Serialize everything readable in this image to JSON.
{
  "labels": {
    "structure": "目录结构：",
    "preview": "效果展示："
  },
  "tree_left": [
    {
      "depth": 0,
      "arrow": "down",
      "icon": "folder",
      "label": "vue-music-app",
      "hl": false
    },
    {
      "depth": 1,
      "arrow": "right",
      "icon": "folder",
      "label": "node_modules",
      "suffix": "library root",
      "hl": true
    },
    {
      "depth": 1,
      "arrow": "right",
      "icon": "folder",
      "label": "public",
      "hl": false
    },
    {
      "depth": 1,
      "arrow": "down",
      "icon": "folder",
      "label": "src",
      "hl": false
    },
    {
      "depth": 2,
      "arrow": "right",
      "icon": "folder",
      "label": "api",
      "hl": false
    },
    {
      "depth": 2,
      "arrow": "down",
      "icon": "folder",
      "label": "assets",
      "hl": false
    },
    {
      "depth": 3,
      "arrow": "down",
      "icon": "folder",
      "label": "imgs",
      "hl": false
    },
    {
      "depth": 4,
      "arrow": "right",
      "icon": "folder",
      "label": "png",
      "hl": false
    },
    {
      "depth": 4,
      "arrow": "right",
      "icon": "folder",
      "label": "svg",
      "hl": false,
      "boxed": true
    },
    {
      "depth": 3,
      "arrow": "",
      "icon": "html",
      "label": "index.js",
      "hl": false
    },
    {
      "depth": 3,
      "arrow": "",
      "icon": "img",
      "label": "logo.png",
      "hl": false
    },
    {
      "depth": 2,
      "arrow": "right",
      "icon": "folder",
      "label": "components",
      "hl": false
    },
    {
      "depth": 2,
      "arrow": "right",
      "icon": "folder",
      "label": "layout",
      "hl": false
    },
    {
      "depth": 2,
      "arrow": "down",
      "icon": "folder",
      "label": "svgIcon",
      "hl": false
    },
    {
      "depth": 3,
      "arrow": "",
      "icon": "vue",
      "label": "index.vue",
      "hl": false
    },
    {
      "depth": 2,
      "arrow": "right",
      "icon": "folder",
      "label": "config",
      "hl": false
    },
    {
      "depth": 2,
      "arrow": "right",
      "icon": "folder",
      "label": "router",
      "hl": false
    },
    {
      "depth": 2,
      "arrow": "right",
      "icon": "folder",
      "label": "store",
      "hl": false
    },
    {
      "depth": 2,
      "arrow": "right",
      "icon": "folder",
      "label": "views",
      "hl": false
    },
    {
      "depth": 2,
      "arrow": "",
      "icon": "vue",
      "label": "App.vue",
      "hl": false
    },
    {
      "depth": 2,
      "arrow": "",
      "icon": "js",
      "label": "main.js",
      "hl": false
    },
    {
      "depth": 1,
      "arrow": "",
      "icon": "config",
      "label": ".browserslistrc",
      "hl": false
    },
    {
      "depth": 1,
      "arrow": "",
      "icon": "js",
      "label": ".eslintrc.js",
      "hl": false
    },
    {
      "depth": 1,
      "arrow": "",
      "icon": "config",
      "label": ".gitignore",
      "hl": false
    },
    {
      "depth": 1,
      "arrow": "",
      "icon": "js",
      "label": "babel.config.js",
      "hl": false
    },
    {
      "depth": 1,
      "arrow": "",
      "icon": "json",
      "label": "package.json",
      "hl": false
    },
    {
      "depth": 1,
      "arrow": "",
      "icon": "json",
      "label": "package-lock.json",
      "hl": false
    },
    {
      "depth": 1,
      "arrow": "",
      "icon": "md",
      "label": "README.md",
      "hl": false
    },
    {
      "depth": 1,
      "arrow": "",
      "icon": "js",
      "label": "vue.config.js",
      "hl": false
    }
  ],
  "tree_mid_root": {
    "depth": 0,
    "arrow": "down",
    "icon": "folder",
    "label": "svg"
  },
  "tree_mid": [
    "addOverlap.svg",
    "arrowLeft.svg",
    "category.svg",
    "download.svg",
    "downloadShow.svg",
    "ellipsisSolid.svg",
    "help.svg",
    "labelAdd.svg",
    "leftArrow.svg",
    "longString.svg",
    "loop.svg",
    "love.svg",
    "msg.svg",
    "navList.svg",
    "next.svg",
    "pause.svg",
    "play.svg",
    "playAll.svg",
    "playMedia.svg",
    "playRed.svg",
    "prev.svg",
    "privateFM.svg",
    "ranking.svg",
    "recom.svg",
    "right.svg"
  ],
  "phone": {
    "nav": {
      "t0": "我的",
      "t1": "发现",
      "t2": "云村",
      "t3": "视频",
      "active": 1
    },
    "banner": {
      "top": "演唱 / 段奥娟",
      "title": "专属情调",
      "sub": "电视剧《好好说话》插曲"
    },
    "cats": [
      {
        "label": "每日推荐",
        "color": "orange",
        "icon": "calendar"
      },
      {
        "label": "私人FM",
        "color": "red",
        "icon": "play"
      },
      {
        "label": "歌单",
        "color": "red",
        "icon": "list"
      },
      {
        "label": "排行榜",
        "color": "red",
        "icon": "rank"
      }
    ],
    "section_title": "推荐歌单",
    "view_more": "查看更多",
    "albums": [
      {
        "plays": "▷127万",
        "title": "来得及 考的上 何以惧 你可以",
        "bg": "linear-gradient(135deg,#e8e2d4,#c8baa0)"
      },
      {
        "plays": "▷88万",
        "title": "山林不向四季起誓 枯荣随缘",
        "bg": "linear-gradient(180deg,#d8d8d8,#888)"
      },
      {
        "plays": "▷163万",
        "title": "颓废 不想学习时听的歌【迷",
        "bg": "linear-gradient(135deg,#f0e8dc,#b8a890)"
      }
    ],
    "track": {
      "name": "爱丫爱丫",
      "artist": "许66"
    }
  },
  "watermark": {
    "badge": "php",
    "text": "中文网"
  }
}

== Exercise directions ==
Using the data above, print every record exactly as shown.

== Full answer ==
Serialize everything readable in this image to JSON.
{
  "labels": {
    "structure": "目录结构：",
    "preview": "效果展示："
  },
  "tree_left": [
    {
      "depth": 0,
      "arrow": "down",
      "icon": "folder",
      "label": "vue-music-app",
      "hl": false
    },
    {
      "depth": 1,
      "arrow": "right",
      "icon": "folder",
      "label": "node_modules",
      "suffix": "library root",
      "hl": true
    },
    {
      "depth": 1,
      "arrow": "right",
      "icon": "folder",
      "label": "public",
      "hl": false
    },
    {
      "depth": 1,
      "arrow": "down",
      "icon": "folder",
      "label": "src",
      "hl": false
    },
    {
      "depth": 2,
      "arrow": "right",
      "icon": "folder",
      "label": "api",
      "hl": false
    },
    {
      "depth": 2,
      "arrow": "down",
      "icon": "folder",
      "label": "assets",
      "hl": false
    },
    {
      "depth": 3,
      "arrow": "down",
      "icon": "folder",
      "label": "imgs",
      "hl": false
    },
    {
      "depth": 4,
      "arrow": "right",
      "icon": "folder",
      "label": "png",
      "hl": false
    },
    {
      "depth": 4,
      "arrow": "right",
      "icon": "folder",
      "label": "svg",
      "hl": false,
      "boxed": true
    },
    {
      "depth": 3,
      "arrow": "",
      "icon": "html",
      "label": "index.js",
      "hl": false
    },
    {
      "depth": 3,
      "arrow": "",
      "icon": "img",
      "label": "logo.png",
      "hl": false
    },
    {
      "depth": 2,
      "arrow": "right",
      "icon": "folder",
      "label": "components",
      "hl": false
    },
    {
      "depth": 2,
      "arrow": "right",
      "icon": "folder",
      "label": "layout",
      "hl": false
    },
    {
      "depth": 2,
      "arrow": "down",
      "icon": "folder",
      "label": "svgIcon",
      "hl": false
    },
    {
      "depth": 3,
      "arrow": "",
      "icon": "vue",
      "label": "index.vue",
      "hl": false
    },
    {
      "depth": 2,
      "arrow": "right",
      "icon": "folder",
      "label": "config",
      "hl": false
    },
    {
      "depth": 2,
      "arrow": "right",
      "icon": "folder",
      "label": "router",
      "hl": false
    },
    {
      "depth": 2,
      "arrow": "right",
      "icon": "folder",
      "label": "store",
      "hl": false
    },
    {
      "depth": 2,
      "arrow": "right",
      "icon": "folder",
      "label": "views",
      "hl": false
    },
    {
      "depth": 2,
      "arrow": "",
      "icon": "vue",
      "label": "App.vue",
      "hl": false
    },
    {
      "depth": 2,
      "arrow": "",
      "icon": "js",
      "label": "main.js",
      "hl": false
    },
    {
      "depth": 1,
      "arrow": "",
      "icon": "config",
      "label": ".browserslistrc",
      "hl": false
    },
    {
      "depth": 1,
      "arrow": "",
      "icon": "js",
      "label": ".eslintrc.js",
      "hl": false
    },
    {
      "depth": 1,
      "arrow": "",
      "icon": "config",
      "label": ".gitignore",
      "hl": false
    },
    {
      "depth": 1,
      "arrow": "",
      "icon": "js",
      "label": "babel.config.js",
      "hl": false
    },
    {
      "depth": 1,
      "arrow": "",
      "icon": "json",
      "label": "package.json",
      "hl": false
    },
    {
      "depth": 1,
      "arrow": "",
      "icon": "json",
      "label": "package-lock.json",
      "hl": false
    },
    {
      "depth": 1,
      "arrow": "",
      "icon": "md",
      "label": "README.md",
      "hl": false
    },
    {
      "depth": 1,
      "arrow": "",
      "icon": "js",
      "label": "vue.config.js",
      "hl": false
    }
  ],
  "tree_mid_root": {
    "depth": 0,
    "arrow": "down",
    "icon": "folder",
    "label": "svg"
  },
  "tree_mid": [
    "addOverlap.svg",
    "arrowLeft.svg",
    "category.svg",
    "download.svg",
    "downloadShow.svg",
    "ellipsisSolid.svg",
    "help.svg",
    "labelAdd.svg",
    "leftArrow.svg",
    "longString.svg",
    "loop.svg",
    "love.svg",
    "msg.svg",
    "navList.svg",
    "next.svg",
    "pause.svg",
    "play.svg",
    "playAll.svg",
    "playMedia.svg",
    "playRed.svg",
    "prev.svg",
    "privateFM.svg",
    "ranking.svg",
    "recom.svg",
    "right.svg"
  ],
  "phone": {
    "nav": {
      "t0": "我的",
      "t1": "发现",
      "t2": "云村",
      "t3": "视频",
      "active": 1
    },
    "banner": {
      "top": "演唱 / 段奥娟",
      "title": "专属情调",
      "sub": "电视剧《好好说话》插曲"
    },
    "cats": [
      {
        "label": "每日推荐",
        "color": "orange",
        "icon": "calendar"
      },
      {
        "label": "私人FM",
        "color": "red",
        "icon": "play"
      },
      {
        "label": "歌单",
        "color": "red",
        "icon": "list"
      },
      {
        "label": "排行榜",
        "color": "red",
        "icon": "rank"
      }
    ],
    "section_title": "推荐歌单",
    "view_more": "查看更多",
    "albums": [
      {
        "plays": "▷127万",
        "title": "来得及 考的上 何以惧 你可以",
        "bg": "linear-gradient(135deg,#e8e2d4,#c8baa0)"
      },
      {
        "plays": "▷88万",
        "title": "山林不向四季起誓 枯荣随缘",
        "bg": "linear-gradient(180deg,#d8d8d8,#888)"
      },
      {
        "plays": "▷163万",
        "title": "颓废 不想学习时听的歌【迷",
        "bg": "linear-gradient(135deg,#f0e8dc,#b8a890)"
      }
    ],
    "track": {
      "name": "爱丫爱丫",
      "artist": "许66"
    }
  },
  "watermark": {
    "badge": "php",
    "text": "中文网"
  }
}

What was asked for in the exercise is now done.